* **The problem**
Reproduce the records that follow in full, excluding any picture they contain.

* **Data listing**

•••••

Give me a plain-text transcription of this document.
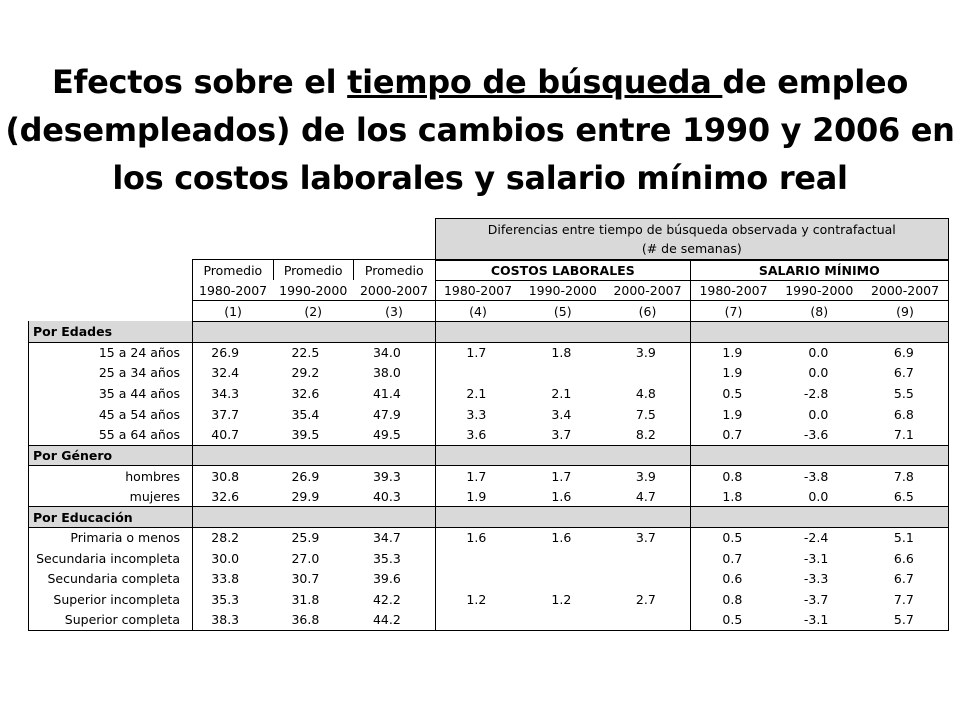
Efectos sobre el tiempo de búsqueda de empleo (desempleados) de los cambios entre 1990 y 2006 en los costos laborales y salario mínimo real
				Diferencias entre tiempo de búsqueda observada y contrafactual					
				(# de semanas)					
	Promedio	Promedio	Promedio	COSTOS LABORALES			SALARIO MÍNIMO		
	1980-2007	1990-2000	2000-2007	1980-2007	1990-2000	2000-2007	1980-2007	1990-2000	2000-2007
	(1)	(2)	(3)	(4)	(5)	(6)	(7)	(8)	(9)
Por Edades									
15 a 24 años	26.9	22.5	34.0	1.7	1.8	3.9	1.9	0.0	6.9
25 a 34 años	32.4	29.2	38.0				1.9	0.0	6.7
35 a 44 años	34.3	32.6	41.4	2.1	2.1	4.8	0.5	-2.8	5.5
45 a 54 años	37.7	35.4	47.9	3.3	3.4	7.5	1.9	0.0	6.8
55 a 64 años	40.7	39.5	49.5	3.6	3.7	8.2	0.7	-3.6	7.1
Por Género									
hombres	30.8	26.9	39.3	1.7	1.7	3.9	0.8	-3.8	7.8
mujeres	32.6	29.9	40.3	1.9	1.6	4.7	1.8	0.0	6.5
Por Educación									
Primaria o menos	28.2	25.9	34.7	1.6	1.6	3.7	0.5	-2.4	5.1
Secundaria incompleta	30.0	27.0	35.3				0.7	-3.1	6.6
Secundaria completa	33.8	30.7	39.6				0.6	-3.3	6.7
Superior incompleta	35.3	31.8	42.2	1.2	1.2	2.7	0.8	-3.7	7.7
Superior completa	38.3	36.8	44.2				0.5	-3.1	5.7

•••••

* **Output of the exercise**
Give me a plain-text transcription of this document.
Efectos sobre el tiempo de búsqueda de empleo (desempleados) de los cambios entre 1990 y 2006 en los costos laborales y salario mínimo real
				Diferencias entre tiempo de búsqueda observada y contrafactual					
				(# de semanas)					
	Promedio	Promedio	Promedio	COSTOS LABORALES			SALARIO MÍNIMO		
	1980-2007	1990-2000	2000-2007	1980-2007	1990-2000	2000-2007	1980-2007	1990-2000	2000-2007
	(1)	(2)	(3)	(4)	(5)	(6)	(7)	(8)	(9)
Por Edades									
15 a 24 años	26.9	22.5	34.0	1.7	1.8	3.9	1.9	0.0	6.9
25 a 34 años	32.4	29.2	38.0				1.9	0.0	6.7
35 a 44 años	34.3	32.6	41.4	2.1	2.1	4.8	0.5	-2.8	5.5
45 a 54 años	37.7	35.4	47.9	3.3	3.4	7.5	1.9	0.0	6.8
55 a 64 años	40.7	39.5	49.5	3.6	3.7	8.2	0.7	-3.6	7.1
Por Género									
hombres	30.8	26.9	39.3	1.7	1.7	3.9	0.8	-3.8	7.8
mujeres	32.6	29.9	40.3	1.9	1.6	4.7	1.8	0.0	6.5
Por Educación									
Primaria o menos	28.2	25.9	34.7	1.6	1.6	3.7	0.5	-2.4	5.1
Secundaria incompleta	30.0	27.0	35.3				0.7	-3.1	6.6
Secundaria completa	33.8	30.7	39.6				0.6	-3.3	6.7
Superior incompleta	35.3	31.8	42.2	1.2	1.2	2.7	0.8	-3.7	7.7
Superior completa	38.3	36.8	44.2				0.5	-3.1	5.7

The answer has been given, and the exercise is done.